# [WRITTEN REQUEST]
Set down the full listing exactly as given. Any pictures are to be left out.

*** DATA EXCERPTS

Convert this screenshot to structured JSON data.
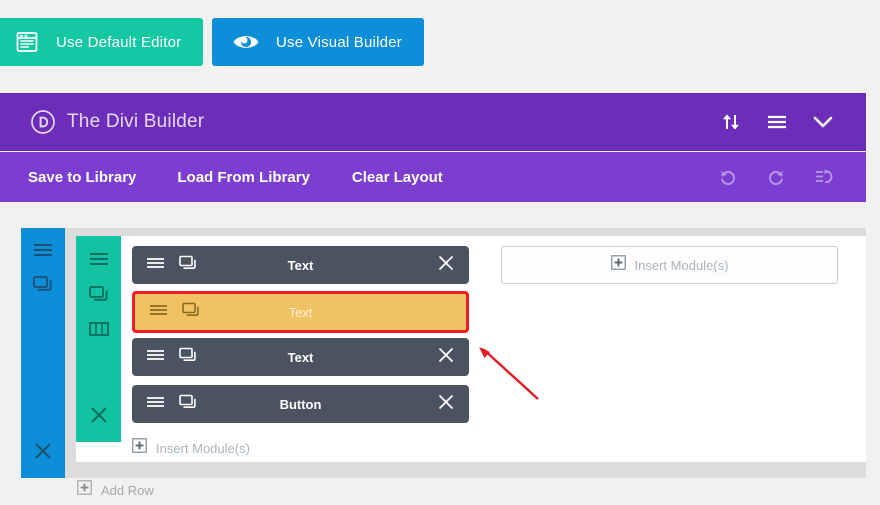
{
  "top_buttons": [
    {
      "id": "use-default-editor",
      "label": "Use Default Editor",
      "icon": "document-editor-icon",
      "color": "#15c8a4"
    },
    {
      "id": "use-visual-builder",
      "label": "Use Visual Builder",
      "icon": "eye-icon",
      "color": "#0c8ed8"
    }
  ],
  "builder_header": {
    "logo_letter": "D",
    "logo_icon": "divi-logo-icon",
    "title": "The Divi Builder",
    "background": "#6c2eb9",
    "icons": [
      {
        "id": "sort",
        "name": "sort-arrows-icon"
      },
      {
        "id": "menu",
        "name": "hamburger-menu-icon"
      },
      {
        "id": "collapse",
        "name": "chevron-down-icon"
      }
    ]
  },
  "builder_toolbar": {
    "background": "#7c3ed0",
    "links": [
      {
        "id": "save-to-library",
        "label": "Save to Library"
      },
      {
        "id": "load-from-library",
        "label": "Load From Library"
      },
      {
        "id": "clear-layout",
        "label": "Clear Layout"
      }
    ],
    "icons": [
      {
        "id": "undo",
        "name": "undo-icon"
      },
      {
        "id": "redo",
        "name": "redo-icon"
      },
      {
        "id": "history",
        "name": "history-icon"
      }
    ]
  },
  "section": {
    "color": "#0c8ed8",
    "icons": [
      {
        "id": "section-settings",
        "name": "hamburger-settings-icon"
      },
      {
        "id": "section-clone",
        "name": "clone-icon"
      }
    ],
    "close_icon": "close-icon"
  },
  "row": {
    "color": "#12c2a3",
    "icons": [
      {
        "id": "row-settings",
        "name": "hamburger-settings-icon"
      },
      {
        "id": "row-clone",
        "name": "clone-icon"
      },
      {
        "id": "row-columns",
        "name": "columns-icon"
      }
    ],
    "close_icon": "close-icon"
  },
  "modules": [
    {
      "label": "Text",
      "selected": false,
      "settings_icon": "hamburger-settings-icon",
      "clone_icon": "clone-icon",
      "close_icon": "close-icon"
    },
    {
      "label": "Text",
      "selected": true,
      "settings_icon": "hamburger-settings-icon",
      "clone_icon": "clone-icon",
      "close_icon": ""
    },
    {
      "label": "Text",
      "selected": false,
      "settings_icon": "hamburger-settings-icon",
      "clone_icon": "clone-icon",
      "close_icon": "close-icon"
    },
    {
      "label": "Button",
      "selected": false,
      "settings_icon": "hamburger-settings-icon",
      "clone_icon": "clone-icon",
      "close_icon": "close-icon"
    }
  ],
  "insert_module_box": {
    "label": "Insert Module(s)",
    "icon": "plus-square-icon"
  },
  "insert_module_inline": {
    "label": "Insert Module(s)",
    "icon": "plus-square-icon"
  },
  "add_row": {
    "label": "Add Row",
    "icon": "plus-square-icon"
  },
  "annotation": {
    "type": "arrow",
    "color": "#e31c24",
    "points": "tip(480,347) tail(536,398)"
  },
  "colors": {
    "page_background": "#f1f1f1",
    "module_background": "#4a5360",
    "module_selected_background": "#f0c263",
    "module_selected_border": "#ee1c25",
    "section_background": "#dcdcdc",
    "row_background": "#ffffff"
  }
}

******

# [TASK ANSWER]
Convert this screenshot to structured JSON data.
{
  "top_buttons": [
    {
      "id": "use-default-editor",
      "label": "Use Default Editor",
      "icon": "document-editor-icon",
      "color": "#15c8a4"
    },
    {
      "id": "use-visual-builder",
      "label": "Use Visual Builder",
      "icon": "eye-icon",
      "color": "#0c8ed8"
    }
  ],
  "builder_header": {
    "logo_letter": "D",
    "logo_icon": "divi-logo-icon",
    "title": "The Divi Builder",
    "background": "#6c2eb9",
    "icons": [
      {
        "id": "sort",
        "name": "sort-arrows-icon"
      },
      {
        "id": "menu",
        "name": "hamburger-menu-icon"
      },
      {
        "id": "collapse",
        "name": "chevron-down-icon"
      }
    ]
  },
  "builder_toolbar": {
    "background": "#7c3ed0",
    "links": [
      {
        "id": "save-to-library",
        "label": "Save to Library"
      },
      {
        "id": "load-from-library",
        "label": "Load From Library"
      },
      {
        "id": "clear-layout",
        "label": "Clear Layout"
      }
    ],
    "icons": [
      {
        "id": "undo",
        "name": "undo-icon"
      },
      {
        "id": "redo",
        "name": "redo-icon"
      },
      {
        "id": "history",
        "name": "history-icon"
      }
    ]
  },
  "section": {
    "color": "#0c8ed8",
    "icons": [
      {
        "id": "section-settings",
        "name": "hamburger-settings-icon"
      },
      {
        "id": "section-clone",
        "name": "clone-icon"
      }
    ],
    "close_icon": "close-icon"
  },
  "row": {
    "color": "#12c2a3",
    "icons": [
      {
        "id": "row-settings",
        "name": "hamburger-settings-icon"
      },
      {
        "id": "row-clone",
        "name": "clone-icon"
      },
      {
        "id": "row-columns",
        "name": "columns-icon"
      }
    ],
    "close_icon": "close-icon"
  },
  "modules": [
    {
      "label": "Text",
      "selected": false,
      "settings_icon": "hamburger-settings-icon",
      "clone_icon": "clone-icon",
      "close_icon": "close-icon"
    },
    {
      "label": "Text",
      "selected": true,
      "settings_icon": "hamburger-settings-icon",
      "clone_icon": "clone-icon",
      "close_icon": ""
    },
    {
      "label": "Text",
      "selected": false,
      "settings_icon": "hamburger-settings-icon",
      "clone_icon": "clone-icon",
      "close_icon": "close-icon"
    },
    {
      "label": "Button",
      "selected": false,
      "settings_icon": "hamburger-settings-icon",
      "clone_icon": "clone-icon",
      "close_icon": "close-icon"
    }
  ],
  "insert_module_box": {
    "label": "Insert Module(s)",
    "icon": "plus-square-icon"
  },
  "insert_module_inline": {
    "label": "Insert Module(s)",
    "icon": "plus-square-icon"
  },
  "add_row": {
    "label": "Add Row",
    "icon": "plus-square-icon"
  },
  "annotation": {
    "type": "arrow",
    "color": "#e31c24",
    "points": "tip(480,347) tail(536,398)"
  },
  "colors": {
    "page_background": "#f1f1f1",
    "module_background": "#4a5360",
    "module_selected_background": "#f0c263",
    "module_selected_border": "#ee1c25",
    "section_background": "#dcdcdc",
    "row_background": "#ffffff"
  }
}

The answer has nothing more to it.